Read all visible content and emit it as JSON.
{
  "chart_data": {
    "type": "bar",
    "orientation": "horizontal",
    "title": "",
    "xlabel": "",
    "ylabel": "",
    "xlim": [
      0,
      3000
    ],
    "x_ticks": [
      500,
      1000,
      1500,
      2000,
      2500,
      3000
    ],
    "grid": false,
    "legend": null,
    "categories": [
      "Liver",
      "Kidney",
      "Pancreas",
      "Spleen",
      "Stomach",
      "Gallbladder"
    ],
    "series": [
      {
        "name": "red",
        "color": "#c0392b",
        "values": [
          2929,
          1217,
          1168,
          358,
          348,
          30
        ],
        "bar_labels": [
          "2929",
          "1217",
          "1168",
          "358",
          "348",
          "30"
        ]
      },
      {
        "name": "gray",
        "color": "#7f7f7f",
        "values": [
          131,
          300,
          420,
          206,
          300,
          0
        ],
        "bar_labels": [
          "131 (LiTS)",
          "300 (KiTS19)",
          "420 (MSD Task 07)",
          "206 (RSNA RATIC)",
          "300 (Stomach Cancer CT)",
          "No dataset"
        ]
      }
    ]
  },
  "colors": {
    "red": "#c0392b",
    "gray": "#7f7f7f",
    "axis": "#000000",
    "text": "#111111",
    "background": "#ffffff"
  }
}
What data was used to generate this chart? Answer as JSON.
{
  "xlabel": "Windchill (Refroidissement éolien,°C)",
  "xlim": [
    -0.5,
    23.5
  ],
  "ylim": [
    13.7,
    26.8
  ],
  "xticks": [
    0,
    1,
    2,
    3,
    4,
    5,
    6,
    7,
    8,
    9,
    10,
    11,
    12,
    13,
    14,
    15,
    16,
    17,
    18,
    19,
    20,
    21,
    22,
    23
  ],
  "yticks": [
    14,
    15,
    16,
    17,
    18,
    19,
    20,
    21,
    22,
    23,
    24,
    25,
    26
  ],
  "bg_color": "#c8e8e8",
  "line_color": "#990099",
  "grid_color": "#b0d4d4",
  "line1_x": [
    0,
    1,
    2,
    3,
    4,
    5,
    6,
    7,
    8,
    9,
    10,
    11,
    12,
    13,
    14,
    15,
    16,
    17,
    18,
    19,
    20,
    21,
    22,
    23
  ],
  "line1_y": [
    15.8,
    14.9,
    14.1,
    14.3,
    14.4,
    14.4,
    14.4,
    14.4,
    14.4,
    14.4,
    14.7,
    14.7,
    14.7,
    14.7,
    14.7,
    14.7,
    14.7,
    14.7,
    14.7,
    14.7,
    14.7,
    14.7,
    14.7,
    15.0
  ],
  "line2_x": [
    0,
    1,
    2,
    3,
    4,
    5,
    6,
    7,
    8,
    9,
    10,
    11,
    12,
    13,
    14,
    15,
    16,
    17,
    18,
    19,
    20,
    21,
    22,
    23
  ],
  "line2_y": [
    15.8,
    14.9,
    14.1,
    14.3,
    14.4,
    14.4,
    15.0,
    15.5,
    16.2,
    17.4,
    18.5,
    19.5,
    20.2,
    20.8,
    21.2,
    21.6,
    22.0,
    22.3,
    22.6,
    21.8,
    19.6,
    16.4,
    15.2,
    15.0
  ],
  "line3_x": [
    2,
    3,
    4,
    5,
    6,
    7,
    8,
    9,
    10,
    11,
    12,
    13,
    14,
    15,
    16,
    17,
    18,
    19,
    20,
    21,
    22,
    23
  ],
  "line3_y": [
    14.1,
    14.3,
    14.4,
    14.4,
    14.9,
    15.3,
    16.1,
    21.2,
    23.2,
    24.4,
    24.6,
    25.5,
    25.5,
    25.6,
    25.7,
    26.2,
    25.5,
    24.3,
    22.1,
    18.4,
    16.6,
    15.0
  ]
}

^^^^^^^^^^^^^^^^

■ The exercise: Which lines above hold the word "xlabel"? Copy each of them.

■ Answer to this exercise:
    "xlabel": "",
  "xlabel": "Windchill (Refroidissement éolien,°C)",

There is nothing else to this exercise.